- Written request
Gather all lines in the records below that include the word "Правительства".

- Records supplied

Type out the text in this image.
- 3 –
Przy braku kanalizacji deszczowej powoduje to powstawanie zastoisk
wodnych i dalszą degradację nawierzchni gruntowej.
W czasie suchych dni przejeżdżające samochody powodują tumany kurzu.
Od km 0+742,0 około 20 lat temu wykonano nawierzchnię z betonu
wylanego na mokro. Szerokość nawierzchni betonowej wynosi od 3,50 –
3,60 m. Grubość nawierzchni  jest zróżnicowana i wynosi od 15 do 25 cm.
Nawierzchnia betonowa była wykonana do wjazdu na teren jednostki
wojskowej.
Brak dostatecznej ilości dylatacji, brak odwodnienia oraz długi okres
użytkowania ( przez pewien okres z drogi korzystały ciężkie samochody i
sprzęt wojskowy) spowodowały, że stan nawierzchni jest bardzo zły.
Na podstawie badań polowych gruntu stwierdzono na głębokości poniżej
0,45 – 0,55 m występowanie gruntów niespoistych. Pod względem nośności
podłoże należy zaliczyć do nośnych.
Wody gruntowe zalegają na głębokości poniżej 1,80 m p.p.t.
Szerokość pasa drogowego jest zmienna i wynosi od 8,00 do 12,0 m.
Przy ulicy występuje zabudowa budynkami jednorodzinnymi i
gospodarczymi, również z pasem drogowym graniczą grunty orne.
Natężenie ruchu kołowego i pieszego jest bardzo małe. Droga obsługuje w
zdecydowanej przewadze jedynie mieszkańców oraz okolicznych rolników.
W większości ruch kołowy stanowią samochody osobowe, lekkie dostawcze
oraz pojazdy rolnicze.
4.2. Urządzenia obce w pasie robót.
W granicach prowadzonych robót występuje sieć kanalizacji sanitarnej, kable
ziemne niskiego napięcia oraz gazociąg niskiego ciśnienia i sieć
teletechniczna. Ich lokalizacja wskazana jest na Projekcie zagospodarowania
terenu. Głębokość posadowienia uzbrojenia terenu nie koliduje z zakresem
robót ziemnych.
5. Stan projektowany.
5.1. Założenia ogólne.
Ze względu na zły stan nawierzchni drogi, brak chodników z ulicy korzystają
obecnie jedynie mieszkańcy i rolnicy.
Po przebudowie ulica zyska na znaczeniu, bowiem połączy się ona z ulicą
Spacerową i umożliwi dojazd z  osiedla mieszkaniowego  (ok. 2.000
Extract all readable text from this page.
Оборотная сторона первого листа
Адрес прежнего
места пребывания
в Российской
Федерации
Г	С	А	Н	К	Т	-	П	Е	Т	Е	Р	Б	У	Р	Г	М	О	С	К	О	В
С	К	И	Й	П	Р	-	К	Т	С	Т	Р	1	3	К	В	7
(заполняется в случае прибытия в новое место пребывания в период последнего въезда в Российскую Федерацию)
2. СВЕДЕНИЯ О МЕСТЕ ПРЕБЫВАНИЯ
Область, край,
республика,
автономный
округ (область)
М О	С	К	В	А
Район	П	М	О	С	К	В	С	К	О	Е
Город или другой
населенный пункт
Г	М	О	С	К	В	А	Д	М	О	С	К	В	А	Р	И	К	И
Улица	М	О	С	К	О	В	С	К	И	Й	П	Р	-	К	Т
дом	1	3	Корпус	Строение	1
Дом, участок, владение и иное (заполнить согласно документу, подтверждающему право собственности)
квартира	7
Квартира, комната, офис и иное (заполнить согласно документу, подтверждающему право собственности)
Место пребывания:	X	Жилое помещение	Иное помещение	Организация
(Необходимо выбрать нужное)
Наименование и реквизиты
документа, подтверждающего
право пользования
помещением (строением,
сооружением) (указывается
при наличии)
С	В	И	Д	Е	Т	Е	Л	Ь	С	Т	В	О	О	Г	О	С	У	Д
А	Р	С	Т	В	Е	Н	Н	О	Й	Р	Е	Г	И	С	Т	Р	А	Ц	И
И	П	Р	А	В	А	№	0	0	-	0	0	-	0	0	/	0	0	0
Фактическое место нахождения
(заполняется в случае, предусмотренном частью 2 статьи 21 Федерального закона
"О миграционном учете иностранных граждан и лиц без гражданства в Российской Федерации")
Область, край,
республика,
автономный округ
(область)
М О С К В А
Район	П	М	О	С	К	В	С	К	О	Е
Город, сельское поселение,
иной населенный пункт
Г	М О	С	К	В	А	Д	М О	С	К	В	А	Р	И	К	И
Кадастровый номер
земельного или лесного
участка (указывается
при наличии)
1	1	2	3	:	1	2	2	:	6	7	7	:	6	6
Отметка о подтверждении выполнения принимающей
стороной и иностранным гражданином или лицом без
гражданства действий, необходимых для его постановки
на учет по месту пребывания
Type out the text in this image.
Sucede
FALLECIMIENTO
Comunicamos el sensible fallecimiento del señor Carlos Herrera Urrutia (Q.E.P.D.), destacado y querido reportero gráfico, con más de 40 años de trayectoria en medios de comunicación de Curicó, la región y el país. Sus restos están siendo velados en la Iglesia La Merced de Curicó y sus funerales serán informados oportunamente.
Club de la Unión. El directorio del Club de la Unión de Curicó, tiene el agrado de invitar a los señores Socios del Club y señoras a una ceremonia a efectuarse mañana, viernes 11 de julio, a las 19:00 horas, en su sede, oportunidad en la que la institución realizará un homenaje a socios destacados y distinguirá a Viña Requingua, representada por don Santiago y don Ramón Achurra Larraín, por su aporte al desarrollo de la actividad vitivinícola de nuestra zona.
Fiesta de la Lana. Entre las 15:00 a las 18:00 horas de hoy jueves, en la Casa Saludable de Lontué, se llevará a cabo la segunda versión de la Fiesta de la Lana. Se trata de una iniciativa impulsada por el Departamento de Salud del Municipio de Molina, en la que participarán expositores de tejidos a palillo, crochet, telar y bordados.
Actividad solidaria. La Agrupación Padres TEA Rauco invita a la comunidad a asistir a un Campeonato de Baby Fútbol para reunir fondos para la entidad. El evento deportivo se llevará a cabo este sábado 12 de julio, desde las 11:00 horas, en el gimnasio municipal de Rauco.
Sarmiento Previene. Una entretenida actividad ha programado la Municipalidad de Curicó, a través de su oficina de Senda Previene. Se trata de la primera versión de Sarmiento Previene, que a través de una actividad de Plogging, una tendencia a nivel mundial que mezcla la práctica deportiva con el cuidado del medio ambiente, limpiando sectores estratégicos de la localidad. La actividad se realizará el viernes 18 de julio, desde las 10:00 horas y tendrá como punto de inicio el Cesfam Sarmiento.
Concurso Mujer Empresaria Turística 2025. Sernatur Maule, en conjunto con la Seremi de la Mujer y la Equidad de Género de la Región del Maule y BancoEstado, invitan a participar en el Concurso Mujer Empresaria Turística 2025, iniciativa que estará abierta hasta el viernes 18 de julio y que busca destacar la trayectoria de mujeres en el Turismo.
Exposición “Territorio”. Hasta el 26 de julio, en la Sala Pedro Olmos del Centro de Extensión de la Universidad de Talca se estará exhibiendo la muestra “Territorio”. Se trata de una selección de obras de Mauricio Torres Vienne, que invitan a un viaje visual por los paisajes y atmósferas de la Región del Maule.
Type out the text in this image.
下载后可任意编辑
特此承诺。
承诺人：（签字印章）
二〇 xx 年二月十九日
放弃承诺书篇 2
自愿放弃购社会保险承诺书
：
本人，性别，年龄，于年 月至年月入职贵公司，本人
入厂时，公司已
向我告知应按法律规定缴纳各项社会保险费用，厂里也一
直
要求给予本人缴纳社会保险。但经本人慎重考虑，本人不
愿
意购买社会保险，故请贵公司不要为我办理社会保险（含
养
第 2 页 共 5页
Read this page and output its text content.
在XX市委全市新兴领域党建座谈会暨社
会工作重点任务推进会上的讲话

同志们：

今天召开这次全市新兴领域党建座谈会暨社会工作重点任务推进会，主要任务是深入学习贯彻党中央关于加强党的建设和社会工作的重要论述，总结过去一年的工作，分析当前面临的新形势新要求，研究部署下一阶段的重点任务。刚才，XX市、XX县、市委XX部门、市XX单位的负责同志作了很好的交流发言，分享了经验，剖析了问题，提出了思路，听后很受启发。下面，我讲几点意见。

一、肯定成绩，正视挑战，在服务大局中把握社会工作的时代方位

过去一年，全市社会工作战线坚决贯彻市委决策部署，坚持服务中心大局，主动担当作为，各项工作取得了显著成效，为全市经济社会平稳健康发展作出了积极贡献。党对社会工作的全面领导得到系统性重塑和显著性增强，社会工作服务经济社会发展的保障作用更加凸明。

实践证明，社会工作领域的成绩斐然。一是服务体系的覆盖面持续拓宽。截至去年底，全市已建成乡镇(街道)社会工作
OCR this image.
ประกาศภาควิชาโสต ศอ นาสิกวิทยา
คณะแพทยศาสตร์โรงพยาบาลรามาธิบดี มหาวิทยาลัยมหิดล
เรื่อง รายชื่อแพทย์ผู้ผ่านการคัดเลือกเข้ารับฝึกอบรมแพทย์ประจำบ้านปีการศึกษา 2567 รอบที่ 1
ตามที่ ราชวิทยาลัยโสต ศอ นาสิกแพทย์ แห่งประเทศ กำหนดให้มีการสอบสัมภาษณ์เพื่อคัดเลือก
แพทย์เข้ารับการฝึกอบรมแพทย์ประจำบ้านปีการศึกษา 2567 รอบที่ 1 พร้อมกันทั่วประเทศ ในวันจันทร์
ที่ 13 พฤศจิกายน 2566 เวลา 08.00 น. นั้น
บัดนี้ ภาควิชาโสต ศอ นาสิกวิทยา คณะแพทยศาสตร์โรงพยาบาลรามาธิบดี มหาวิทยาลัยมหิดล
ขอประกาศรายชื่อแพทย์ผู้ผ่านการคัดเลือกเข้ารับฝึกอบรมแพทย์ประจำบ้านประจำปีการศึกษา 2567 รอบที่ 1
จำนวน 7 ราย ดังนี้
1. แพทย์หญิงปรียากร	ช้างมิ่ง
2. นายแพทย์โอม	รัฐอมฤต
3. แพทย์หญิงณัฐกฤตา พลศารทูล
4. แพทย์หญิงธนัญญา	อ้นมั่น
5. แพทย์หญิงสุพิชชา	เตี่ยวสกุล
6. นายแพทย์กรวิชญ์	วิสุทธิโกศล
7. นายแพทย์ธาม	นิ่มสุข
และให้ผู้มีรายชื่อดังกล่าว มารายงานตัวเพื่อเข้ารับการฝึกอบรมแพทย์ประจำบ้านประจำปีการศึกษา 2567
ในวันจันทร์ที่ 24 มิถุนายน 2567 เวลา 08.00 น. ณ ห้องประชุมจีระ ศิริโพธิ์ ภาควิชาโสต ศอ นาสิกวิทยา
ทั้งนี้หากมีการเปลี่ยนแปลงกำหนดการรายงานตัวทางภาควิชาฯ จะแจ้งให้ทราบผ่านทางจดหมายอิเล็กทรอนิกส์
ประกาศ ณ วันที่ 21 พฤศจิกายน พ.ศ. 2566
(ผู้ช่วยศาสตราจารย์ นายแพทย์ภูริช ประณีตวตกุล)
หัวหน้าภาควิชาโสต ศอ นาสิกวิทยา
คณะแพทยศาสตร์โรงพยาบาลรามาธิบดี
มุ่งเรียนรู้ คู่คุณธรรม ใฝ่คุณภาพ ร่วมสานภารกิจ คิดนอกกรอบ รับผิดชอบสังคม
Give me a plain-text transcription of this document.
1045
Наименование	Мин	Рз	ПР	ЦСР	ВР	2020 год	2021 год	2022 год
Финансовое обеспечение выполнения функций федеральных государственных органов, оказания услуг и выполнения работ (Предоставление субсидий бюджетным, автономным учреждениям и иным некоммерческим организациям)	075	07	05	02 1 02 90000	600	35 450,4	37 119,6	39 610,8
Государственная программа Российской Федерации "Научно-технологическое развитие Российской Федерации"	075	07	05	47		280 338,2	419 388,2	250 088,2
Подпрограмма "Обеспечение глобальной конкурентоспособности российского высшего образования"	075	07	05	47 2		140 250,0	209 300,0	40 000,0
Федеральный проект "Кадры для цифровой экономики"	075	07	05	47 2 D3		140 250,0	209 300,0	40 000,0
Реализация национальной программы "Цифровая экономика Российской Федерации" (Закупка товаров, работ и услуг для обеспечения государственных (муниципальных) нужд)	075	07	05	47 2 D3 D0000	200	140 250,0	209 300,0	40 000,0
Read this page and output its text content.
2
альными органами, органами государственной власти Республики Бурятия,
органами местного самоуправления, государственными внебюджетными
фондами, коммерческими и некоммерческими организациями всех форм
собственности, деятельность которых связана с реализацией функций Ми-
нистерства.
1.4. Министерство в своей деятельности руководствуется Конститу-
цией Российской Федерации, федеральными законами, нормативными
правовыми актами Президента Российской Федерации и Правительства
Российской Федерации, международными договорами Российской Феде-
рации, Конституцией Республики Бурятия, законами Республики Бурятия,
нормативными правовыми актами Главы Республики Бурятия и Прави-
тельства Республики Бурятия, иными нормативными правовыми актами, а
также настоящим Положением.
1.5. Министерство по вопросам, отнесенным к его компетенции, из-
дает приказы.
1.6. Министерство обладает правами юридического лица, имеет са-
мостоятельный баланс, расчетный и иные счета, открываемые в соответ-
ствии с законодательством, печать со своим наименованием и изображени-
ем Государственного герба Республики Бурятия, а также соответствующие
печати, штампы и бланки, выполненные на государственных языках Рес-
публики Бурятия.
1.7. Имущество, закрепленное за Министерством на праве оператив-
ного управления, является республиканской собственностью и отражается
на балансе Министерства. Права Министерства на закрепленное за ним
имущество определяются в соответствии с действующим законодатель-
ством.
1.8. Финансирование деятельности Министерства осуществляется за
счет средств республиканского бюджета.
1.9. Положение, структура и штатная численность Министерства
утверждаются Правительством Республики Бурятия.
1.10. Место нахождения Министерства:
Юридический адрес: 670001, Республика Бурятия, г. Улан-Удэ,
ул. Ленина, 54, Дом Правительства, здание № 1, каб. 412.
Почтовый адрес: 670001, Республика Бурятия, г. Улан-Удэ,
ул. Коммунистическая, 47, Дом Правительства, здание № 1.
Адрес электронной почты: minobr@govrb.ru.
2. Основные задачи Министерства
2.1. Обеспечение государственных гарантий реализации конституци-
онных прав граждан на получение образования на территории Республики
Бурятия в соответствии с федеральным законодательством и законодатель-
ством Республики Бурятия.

- Reply
правовыми актами Президента Российской Федерации и Правительства
ул. Ленина, 54, Дом Правительства, здание № 1, каб. 412.
ул. Коммунистическая, 47, Дом Правительства, здание № 1.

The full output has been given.